(Saved entries)
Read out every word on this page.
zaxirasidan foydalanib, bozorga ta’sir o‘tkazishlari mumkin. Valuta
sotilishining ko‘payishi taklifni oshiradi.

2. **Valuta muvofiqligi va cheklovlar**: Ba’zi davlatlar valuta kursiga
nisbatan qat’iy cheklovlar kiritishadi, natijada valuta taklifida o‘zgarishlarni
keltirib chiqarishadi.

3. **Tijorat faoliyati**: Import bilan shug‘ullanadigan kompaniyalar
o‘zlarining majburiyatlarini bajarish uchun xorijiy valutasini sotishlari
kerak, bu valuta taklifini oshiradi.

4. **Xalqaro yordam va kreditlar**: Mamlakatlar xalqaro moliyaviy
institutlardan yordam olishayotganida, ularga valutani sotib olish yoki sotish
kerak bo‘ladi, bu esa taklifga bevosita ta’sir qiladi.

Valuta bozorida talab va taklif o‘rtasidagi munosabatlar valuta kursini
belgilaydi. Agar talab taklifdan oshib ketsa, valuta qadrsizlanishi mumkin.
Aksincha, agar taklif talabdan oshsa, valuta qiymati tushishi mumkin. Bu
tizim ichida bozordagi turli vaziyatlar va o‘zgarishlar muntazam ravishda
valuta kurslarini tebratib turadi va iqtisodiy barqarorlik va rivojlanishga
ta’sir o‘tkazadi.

...

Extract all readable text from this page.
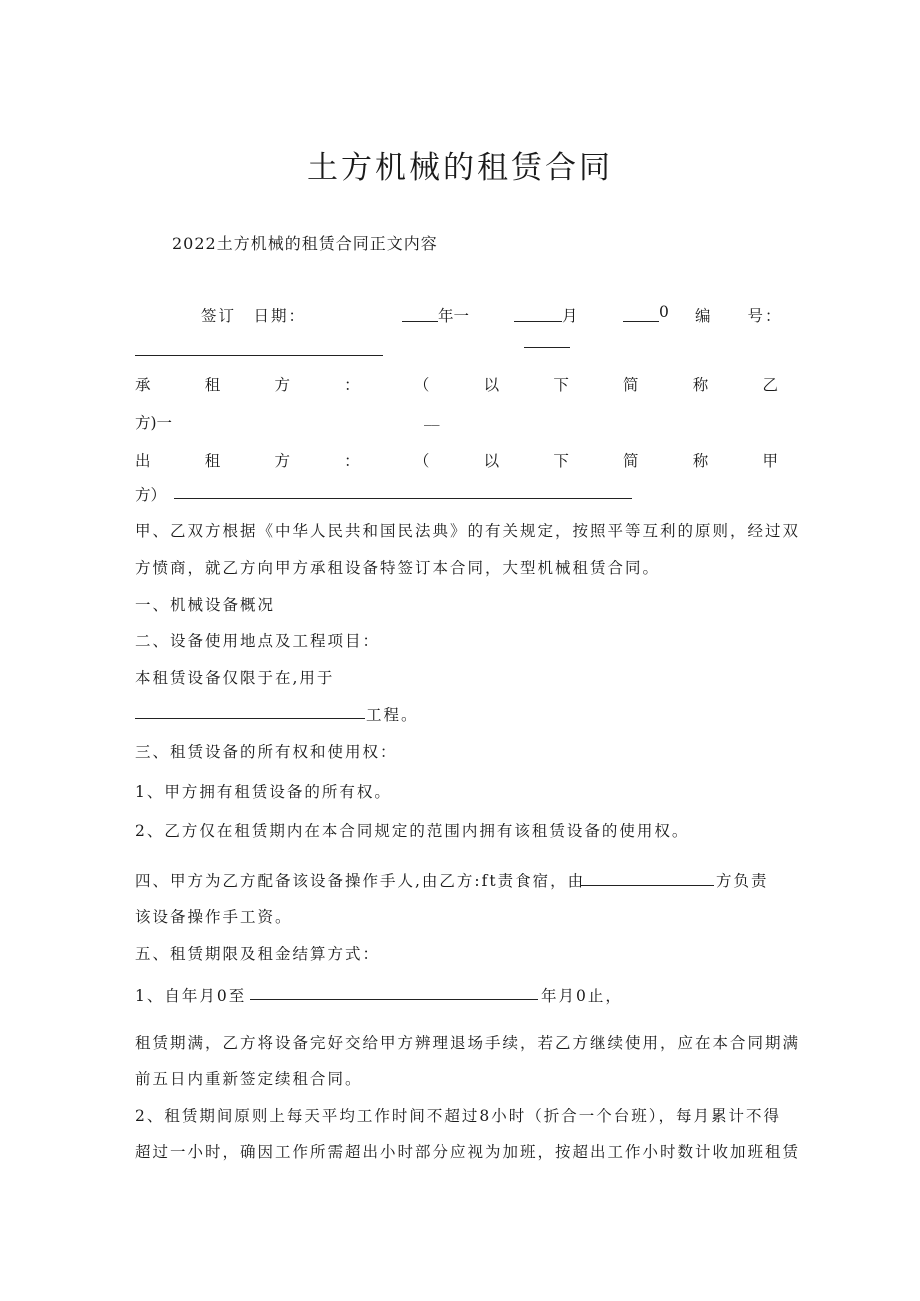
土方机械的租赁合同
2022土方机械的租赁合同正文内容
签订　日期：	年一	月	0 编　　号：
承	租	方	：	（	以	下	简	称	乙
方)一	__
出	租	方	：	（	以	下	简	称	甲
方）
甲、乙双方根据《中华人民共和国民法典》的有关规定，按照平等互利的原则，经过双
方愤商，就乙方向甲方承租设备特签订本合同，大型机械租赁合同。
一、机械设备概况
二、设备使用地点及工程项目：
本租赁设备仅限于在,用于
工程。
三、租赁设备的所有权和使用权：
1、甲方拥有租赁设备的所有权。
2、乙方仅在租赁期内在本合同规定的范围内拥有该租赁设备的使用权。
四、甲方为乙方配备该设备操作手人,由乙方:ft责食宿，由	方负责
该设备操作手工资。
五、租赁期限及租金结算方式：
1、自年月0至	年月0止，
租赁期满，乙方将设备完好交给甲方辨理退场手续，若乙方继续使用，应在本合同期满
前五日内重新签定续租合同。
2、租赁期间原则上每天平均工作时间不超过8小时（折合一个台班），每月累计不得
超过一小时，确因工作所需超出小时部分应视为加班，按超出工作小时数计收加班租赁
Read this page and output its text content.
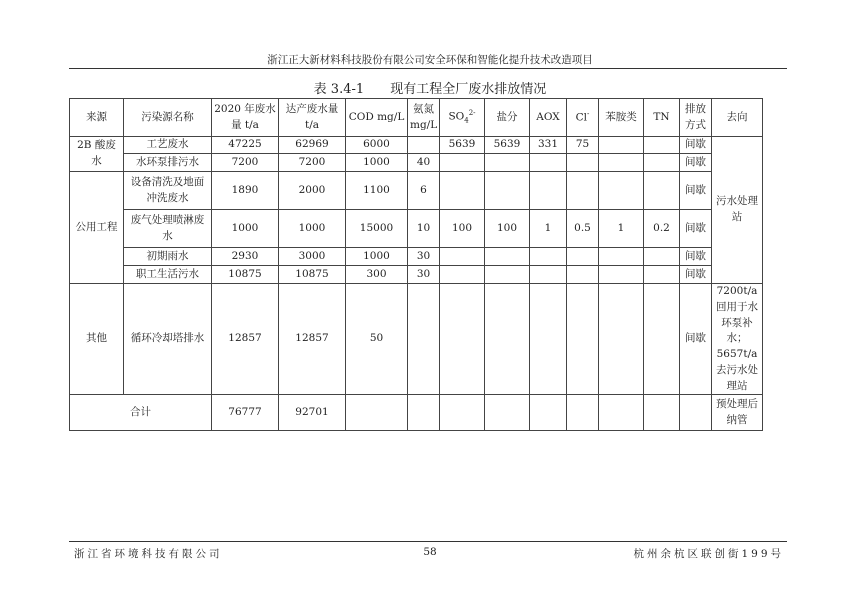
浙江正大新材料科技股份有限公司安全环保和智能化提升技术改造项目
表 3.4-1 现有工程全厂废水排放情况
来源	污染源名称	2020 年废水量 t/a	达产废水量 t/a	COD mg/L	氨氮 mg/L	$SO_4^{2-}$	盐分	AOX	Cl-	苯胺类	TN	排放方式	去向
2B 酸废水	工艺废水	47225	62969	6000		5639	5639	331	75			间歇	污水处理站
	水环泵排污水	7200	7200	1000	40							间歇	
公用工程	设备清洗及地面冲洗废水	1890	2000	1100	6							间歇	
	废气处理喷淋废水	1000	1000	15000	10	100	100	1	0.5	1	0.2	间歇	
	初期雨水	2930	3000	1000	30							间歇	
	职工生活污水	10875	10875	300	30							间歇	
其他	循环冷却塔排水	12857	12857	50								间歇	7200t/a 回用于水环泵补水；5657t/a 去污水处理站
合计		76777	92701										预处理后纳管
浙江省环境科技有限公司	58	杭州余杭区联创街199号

● SET PROBLEM: Working from the listing above, pick out every line that has "page" and copy it.

● WORKED ANSWER:
Read out every word on this page.
Extract all readable text from this page.
Read this page and output its text content.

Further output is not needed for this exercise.